- [INFORMATION SUPPLIED]
★ ★ ★
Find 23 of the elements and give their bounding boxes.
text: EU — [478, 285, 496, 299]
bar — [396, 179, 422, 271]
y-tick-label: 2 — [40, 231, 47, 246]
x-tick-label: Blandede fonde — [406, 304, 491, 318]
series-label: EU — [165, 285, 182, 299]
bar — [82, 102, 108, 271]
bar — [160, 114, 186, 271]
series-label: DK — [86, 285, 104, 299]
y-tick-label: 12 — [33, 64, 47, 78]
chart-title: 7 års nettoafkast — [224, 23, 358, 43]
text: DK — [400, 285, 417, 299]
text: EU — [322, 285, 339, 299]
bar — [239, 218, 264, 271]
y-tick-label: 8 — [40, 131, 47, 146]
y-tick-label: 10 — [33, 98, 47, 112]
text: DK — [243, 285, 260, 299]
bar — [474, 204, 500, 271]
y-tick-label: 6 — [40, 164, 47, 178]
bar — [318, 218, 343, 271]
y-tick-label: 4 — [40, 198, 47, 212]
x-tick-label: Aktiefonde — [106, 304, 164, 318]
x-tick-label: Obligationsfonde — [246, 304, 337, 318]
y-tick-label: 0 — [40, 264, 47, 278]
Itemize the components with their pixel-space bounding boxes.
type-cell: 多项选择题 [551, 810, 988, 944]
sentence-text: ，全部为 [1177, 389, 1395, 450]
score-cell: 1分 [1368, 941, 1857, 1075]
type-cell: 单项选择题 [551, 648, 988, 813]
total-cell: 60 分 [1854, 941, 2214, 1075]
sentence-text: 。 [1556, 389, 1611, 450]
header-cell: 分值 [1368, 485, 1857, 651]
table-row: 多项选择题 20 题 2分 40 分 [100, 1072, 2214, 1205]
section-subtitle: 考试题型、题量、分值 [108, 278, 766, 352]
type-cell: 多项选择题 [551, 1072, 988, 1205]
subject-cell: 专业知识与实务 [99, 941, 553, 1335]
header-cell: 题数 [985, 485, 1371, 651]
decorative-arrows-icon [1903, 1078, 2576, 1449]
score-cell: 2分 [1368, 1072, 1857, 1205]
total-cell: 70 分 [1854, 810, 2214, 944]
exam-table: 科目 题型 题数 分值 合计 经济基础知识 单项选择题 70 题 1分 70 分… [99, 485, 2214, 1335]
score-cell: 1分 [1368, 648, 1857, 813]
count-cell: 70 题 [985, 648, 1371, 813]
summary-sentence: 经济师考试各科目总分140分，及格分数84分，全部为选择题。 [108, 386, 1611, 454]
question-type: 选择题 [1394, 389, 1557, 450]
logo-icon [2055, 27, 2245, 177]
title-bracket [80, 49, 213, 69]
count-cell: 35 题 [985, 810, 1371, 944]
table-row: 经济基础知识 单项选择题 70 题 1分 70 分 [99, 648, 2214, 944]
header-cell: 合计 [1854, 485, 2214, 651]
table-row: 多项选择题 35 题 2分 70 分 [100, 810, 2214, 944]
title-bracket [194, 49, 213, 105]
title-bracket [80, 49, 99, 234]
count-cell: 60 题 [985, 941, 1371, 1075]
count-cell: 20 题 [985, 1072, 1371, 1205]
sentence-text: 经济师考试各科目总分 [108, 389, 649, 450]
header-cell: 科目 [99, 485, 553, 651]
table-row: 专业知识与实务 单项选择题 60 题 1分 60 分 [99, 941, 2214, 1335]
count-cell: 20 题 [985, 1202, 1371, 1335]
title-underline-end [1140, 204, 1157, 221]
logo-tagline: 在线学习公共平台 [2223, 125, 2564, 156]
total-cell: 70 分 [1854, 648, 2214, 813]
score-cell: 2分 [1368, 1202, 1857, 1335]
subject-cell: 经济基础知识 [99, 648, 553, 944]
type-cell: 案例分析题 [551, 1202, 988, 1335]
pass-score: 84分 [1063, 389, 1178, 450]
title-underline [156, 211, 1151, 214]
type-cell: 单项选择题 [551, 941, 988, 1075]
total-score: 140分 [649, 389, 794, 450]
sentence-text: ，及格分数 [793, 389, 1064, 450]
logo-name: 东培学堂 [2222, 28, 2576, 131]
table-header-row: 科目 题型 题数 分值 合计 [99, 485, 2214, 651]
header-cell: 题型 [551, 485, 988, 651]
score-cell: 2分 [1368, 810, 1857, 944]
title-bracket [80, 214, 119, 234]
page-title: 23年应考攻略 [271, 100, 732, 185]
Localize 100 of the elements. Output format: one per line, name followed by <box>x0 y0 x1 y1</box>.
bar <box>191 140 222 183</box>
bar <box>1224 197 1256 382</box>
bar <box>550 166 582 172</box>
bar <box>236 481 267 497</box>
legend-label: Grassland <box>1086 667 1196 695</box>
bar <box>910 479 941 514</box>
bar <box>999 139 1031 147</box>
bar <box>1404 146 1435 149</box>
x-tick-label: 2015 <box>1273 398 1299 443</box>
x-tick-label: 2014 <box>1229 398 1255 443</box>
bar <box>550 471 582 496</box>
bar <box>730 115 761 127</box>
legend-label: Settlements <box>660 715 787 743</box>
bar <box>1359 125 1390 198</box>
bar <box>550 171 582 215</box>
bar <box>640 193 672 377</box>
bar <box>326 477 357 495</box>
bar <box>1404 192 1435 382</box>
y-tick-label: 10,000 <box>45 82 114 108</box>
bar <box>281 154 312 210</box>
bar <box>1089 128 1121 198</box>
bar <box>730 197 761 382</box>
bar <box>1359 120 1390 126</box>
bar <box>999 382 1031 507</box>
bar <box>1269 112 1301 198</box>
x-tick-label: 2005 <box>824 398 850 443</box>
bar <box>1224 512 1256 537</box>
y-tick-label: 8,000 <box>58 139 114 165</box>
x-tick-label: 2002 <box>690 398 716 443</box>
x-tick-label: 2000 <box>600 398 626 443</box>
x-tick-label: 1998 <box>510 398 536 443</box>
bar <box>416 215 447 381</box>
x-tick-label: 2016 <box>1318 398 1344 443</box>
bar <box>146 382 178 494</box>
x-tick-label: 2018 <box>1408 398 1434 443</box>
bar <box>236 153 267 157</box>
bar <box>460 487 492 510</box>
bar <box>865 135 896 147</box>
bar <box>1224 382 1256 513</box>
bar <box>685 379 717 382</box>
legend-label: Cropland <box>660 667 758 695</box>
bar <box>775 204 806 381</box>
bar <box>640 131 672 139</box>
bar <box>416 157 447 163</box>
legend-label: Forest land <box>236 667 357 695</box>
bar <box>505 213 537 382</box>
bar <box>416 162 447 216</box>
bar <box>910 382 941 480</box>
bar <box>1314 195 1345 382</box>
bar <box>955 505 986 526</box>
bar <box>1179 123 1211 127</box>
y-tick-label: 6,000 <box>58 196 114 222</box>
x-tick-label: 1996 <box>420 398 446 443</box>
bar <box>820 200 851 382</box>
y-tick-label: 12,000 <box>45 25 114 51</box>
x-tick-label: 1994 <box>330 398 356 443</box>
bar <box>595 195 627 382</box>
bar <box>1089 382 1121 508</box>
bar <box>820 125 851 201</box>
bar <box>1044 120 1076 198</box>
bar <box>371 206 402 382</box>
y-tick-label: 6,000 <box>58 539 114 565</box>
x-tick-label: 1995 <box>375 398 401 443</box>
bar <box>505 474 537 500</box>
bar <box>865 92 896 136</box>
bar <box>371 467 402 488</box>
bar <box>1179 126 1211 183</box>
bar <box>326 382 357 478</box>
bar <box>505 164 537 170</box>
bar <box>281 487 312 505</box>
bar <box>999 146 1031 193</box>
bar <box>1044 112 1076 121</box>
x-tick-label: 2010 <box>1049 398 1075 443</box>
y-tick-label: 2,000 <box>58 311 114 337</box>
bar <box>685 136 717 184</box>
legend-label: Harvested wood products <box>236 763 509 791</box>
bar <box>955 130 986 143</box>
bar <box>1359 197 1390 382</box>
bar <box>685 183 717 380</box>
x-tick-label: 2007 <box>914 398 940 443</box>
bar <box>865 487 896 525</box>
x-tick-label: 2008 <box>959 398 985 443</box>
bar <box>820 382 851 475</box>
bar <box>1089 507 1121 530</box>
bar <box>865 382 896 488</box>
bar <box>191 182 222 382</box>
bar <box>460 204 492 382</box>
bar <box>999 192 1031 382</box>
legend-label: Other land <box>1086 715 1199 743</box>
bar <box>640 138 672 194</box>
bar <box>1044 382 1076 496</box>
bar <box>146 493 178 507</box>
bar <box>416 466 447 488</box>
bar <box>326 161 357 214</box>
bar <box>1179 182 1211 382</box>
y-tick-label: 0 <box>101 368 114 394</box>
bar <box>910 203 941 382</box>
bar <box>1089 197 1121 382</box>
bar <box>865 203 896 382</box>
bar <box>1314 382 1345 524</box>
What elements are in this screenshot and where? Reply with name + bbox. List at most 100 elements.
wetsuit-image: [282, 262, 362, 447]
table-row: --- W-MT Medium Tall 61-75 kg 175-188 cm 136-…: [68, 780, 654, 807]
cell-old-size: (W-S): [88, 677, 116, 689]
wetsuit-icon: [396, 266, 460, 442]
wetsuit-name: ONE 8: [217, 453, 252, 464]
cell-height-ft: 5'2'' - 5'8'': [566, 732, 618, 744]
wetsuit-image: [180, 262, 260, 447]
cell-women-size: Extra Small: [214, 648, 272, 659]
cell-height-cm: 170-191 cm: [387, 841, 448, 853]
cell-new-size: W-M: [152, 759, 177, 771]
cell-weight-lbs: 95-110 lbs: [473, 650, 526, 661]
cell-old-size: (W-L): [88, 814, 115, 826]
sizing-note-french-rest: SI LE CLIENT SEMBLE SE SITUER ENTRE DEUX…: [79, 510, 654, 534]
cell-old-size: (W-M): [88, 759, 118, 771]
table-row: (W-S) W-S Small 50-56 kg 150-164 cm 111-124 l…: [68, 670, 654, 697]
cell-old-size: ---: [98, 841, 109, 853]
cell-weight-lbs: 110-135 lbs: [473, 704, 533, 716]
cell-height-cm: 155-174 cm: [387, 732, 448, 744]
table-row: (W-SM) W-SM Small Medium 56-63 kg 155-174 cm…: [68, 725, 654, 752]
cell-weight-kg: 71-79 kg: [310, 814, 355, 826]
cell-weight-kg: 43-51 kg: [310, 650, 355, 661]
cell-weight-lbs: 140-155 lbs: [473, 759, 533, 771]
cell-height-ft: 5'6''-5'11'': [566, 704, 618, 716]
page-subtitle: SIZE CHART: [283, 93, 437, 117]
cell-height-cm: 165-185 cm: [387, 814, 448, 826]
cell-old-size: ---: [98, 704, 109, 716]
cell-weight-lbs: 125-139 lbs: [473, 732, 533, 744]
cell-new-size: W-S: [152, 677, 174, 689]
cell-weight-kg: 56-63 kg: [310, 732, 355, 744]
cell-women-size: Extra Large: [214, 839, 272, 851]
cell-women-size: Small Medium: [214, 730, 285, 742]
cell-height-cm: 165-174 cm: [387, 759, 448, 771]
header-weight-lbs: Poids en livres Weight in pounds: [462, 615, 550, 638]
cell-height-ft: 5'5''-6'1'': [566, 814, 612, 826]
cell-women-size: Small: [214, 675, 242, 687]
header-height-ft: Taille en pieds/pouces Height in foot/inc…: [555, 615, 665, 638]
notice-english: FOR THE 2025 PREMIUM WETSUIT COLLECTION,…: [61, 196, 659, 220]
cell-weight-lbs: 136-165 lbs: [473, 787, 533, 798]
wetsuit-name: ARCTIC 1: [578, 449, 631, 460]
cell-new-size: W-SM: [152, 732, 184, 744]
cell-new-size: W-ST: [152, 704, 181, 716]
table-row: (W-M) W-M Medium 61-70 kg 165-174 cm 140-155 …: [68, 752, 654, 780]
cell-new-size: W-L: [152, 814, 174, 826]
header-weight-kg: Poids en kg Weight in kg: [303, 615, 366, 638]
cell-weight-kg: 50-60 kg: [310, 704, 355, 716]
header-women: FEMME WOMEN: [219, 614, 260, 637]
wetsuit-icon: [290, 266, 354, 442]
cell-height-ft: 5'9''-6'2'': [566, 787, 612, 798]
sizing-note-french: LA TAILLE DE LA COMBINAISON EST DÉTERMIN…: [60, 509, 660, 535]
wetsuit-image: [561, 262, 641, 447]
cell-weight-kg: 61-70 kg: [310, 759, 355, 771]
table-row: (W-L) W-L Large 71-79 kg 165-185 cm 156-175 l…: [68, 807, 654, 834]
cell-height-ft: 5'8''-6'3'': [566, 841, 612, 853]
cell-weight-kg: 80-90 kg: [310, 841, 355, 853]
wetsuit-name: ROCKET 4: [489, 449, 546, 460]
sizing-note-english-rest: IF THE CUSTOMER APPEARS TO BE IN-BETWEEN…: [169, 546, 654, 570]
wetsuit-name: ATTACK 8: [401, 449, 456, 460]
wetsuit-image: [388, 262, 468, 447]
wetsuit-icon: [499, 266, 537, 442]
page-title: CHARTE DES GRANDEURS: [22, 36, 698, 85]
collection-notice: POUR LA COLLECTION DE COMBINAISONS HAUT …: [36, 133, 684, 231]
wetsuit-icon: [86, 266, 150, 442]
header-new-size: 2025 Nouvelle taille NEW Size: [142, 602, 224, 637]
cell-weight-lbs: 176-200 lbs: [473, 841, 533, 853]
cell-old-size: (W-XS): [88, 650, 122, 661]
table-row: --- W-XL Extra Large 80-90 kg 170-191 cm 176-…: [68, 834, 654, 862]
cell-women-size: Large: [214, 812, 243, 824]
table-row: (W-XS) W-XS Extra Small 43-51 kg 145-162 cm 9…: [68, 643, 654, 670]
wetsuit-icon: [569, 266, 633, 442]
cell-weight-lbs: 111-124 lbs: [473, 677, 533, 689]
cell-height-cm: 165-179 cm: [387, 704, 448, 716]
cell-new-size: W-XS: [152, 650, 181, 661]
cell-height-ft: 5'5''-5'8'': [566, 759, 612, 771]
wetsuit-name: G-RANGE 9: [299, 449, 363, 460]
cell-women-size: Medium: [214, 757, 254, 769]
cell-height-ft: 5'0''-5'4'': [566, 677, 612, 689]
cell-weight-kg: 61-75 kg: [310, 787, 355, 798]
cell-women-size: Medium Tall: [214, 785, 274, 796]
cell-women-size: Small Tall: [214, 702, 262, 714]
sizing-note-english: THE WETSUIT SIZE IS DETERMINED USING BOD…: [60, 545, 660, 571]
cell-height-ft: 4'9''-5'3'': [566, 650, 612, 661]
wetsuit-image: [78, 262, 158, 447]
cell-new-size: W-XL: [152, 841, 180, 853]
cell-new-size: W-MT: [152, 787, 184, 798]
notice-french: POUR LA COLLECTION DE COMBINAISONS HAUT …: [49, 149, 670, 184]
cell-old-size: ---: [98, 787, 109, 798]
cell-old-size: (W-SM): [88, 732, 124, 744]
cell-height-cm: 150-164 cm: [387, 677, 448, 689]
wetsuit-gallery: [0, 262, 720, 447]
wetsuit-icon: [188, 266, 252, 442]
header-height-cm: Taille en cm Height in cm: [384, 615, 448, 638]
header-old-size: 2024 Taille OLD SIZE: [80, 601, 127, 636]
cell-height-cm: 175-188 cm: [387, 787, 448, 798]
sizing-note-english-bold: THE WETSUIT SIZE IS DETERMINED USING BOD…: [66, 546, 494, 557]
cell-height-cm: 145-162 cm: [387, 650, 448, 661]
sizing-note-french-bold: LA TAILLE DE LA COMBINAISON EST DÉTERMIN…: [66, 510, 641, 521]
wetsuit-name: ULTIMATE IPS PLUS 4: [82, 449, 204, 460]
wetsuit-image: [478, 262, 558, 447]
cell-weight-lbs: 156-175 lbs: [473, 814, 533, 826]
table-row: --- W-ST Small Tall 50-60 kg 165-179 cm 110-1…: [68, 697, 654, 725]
★ ★ ★
- [WHAT YOU SHOULD DO] Copy the records word for word, starting from their first line and ending with the line that contains "title-bracket [80, 49, 213, 69]", with both of those lines included.

- [SOLUTION TO THIS TASK]
Find 23 of the elements and give their bounding boxes.
text: EU — [478, 285, 496, 299]
bar — [396, 179, 422, 271]
y-tick-label: 2 — [40, 231, 47, 246]
x-tick-label: Blandede fonde — [406, 304, 491, 318]
series-label: EU — [165, 285, 182, 299]
bar — [82, 102, 108, 271]
bar — [160, 114, 186, 271]
series-label: DK — [86, 285, 104, 299]
y-tick-label: 12 — [33, 64, 47, 78]
chart-title: 7 års nettoafkast — [224, 23, 358, 43]
text: DK — [400, 285, 417, 299]
text: EU — [322, 285, 339, 299]
bar — [239, 218, 264, 271]
y-tick-label: 8 — [40, 131, 47, 146]
y-tick-label: 10 — [33, 98, 47, 112]
text: DK — [243, 285, 260, 299]
bar — [474, 204, 500, 271]
y-tick-label: 6 — [40, 164, 47, 178]
bar — [318, 218, 343, 271]
y-tick-label: 4 — [40, 198, 47, 212]
x-tick-label: Aktiefonde — [106, 304, 164, 318]
x-tick-label: Obligationsfonde — [246, 304, 337, 318]
y-tick-label: 0 — [40, 264, 47, 278]
Itemize the components with their pixel-space bounding boxes.
type-cell: 多项选择题 [551, 810, 988, 944]
sentence-text: ，全部为 [1177, 389, 1395, 450]
score-cell: 1分 [1368, 941, 1857, 1075]
type-cell: 单项选择题 [551, 648, 988, 813]
total-cell: 60 分 [1854, 941, 2214, 1075]
sentence-text: 。 [1556, 389, 1611, 450]
header-cell: 分值 [1368, 485, 1857, 651]
table-row: 多项选择题 20 题 2分 40 分 [100, 1072, 2214, 1205]
section-subtitle: 考试题型、题量、分值 [108, 278, 766, 352]
type-cell: 多项选择题 [551, 1072, 988, 1205]
subject-cell: 专业知识与实务 [99, 941, 553, 1335]
header-cell: 题数 [985, 485, 1371, 651]
decorative-arrows-icon [1903, 1078, 2576, 1449]
score-cell: 2分 [1368, 1072, 1857, 1205]
total-cell: 70 分 [1854, 810, 2214, 944]
exam-table: 科目 题型 题数 分值 合计 经济基础知识 单项选择题 70 题 1分 70 分… [99, 485, 2214, 1335]
score-cell: 1分 [1368, 648, 1857, 813]
count-cell: 70 题 [985, 648, 1371, 813]
summary-sentence: 经济师考试各科目总分140分，及格分数84分，全部为选择题。 [108, 386, 1611, 454]
question-type: 选择题 [1394, 389, 1557, 450]
logo-icon [2055, 27, 2245, 177]
title-bracket [80, 49, 213, 69]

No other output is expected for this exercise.